» **Set exercise**: Identify the lines that contain the string "arbres" and copy all of them.
◇ ◇ ◇
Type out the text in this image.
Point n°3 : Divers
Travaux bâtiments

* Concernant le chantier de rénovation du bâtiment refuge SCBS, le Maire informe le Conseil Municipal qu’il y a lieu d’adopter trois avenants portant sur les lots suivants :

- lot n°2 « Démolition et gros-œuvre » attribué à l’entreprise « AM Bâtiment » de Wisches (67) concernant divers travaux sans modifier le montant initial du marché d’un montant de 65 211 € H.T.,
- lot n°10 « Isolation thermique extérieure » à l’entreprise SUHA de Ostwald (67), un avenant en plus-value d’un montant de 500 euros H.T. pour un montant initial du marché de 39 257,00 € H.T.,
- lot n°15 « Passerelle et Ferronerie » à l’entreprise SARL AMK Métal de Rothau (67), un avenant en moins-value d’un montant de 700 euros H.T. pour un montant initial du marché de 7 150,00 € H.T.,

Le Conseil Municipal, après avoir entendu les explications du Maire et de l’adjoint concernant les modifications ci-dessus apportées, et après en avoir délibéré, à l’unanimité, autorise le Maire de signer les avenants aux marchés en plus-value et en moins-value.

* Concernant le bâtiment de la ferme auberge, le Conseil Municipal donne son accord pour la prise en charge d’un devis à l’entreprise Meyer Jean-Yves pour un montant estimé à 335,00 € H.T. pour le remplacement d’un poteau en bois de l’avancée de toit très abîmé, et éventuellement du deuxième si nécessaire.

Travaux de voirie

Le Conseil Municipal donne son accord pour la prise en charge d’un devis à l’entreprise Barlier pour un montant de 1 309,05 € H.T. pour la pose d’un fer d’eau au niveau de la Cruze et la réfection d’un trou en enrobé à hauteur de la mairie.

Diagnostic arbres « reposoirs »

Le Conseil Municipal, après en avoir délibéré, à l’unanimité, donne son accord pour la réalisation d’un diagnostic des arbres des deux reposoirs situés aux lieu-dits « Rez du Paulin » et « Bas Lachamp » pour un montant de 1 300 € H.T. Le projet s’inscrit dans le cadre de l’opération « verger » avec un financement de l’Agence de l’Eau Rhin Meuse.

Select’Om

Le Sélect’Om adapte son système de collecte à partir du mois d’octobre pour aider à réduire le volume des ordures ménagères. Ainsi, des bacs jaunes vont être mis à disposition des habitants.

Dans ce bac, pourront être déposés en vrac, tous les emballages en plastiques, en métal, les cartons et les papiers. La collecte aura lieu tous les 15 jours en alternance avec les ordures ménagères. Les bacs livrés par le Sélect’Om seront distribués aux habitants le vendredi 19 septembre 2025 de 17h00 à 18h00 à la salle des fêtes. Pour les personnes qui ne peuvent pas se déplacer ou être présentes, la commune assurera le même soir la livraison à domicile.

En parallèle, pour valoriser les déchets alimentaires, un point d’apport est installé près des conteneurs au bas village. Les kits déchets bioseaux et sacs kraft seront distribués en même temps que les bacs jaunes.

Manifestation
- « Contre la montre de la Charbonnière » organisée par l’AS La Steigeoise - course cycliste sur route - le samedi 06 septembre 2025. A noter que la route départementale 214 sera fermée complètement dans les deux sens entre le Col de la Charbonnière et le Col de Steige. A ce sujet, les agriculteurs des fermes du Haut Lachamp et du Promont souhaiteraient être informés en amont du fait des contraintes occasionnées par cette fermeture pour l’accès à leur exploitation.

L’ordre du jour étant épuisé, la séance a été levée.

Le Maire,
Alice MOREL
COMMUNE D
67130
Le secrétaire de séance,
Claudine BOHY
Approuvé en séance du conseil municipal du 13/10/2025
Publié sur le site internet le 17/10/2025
◇ ◇ ◇
» **Task answer**:
Diagnostic arbres « reposoirs »
Le Conseil Municipal, après en avoir délibéré, à l’unanimité, donne son accord pour la réalisation d’un diagnostic des arbres des deux reposoirs situés aux lieu-dits « Rez du Paulin » et « Bas Lachamp » pour un montant de 1 300 € H.T. Le projet s’inscrit dans le cadre de l’opération « verger » avec un financement de l’Agence de l’Eau Rhin Meuse.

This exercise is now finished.